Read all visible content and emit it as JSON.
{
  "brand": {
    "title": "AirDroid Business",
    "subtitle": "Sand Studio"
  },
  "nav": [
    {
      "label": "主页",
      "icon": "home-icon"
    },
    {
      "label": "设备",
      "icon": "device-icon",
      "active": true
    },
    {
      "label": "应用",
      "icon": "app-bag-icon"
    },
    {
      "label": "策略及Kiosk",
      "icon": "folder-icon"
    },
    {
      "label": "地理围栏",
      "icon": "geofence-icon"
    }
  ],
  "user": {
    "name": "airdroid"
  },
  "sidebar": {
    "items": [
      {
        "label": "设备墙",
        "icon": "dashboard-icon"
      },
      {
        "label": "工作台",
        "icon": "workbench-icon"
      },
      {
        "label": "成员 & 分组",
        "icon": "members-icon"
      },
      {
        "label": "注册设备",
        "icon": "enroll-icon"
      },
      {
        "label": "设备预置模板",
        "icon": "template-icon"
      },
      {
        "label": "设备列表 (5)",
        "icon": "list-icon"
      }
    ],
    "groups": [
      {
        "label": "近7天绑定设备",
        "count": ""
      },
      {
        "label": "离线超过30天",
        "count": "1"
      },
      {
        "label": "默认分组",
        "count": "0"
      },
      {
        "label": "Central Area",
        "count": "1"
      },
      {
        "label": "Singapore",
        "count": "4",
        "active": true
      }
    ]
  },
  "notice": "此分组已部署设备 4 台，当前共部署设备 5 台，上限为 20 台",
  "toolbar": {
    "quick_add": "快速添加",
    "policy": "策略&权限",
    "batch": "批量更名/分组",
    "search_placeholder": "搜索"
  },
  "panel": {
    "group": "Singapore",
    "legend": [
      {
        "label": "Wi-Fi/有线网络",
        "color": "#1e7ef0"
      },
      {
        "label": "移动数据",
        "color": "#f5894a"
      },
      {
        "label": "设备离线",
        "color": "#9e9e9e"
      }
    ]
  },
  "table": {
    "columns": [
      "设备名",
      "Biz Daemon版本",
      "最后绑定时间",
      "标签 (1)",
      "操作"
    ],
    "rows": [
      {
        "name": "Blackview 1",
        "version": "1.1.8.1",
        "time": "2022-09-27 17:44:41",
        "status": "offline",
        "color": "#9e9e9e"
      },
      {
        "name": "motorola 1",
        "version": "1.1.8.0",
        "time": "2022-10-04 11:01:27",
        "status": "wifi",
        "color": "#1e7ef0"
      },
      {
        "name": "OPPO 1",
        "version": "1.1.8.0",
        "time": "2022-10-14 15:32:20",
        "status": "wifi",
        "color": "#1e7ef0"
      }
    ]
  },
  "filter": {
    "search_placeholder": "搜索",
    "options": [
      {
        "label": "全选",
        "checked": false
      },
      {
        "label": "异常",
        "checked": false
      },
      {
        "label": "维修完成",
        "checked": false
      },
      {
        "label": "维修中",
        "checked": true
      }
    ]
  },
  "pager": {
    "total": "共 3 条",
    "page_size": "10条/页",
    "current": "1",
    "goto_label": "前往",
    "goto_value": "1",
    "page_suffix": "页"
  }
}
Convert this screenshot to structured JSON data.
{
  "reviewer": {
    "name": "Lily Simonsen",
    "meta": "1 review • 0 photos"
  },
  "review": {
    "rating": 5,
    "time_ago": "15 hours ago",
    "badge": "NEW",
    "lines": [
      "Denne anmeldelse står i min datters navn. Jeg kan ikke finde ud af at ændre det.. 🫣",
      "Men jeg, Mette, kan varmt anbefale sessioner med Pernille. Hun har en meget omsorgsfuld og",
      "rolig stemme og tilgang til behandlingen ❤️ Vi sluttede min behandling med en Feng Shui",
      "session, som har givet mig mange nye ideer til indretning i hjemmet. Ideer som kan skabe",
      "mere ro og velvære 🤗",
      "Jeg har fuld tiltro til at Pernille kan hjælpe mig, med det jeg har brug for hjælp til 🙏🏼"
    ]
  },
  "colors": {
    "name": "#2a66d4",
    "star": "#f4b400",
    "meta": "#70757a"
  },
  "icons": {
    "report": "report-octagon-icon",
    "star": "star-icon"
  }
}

- - -

» **What you need to do**
Pick out the lines containing the word "JSON" and show them.

» **Task result**
Read all visible content and emit it as JSON.
Convert this screenshot to structured JSON data.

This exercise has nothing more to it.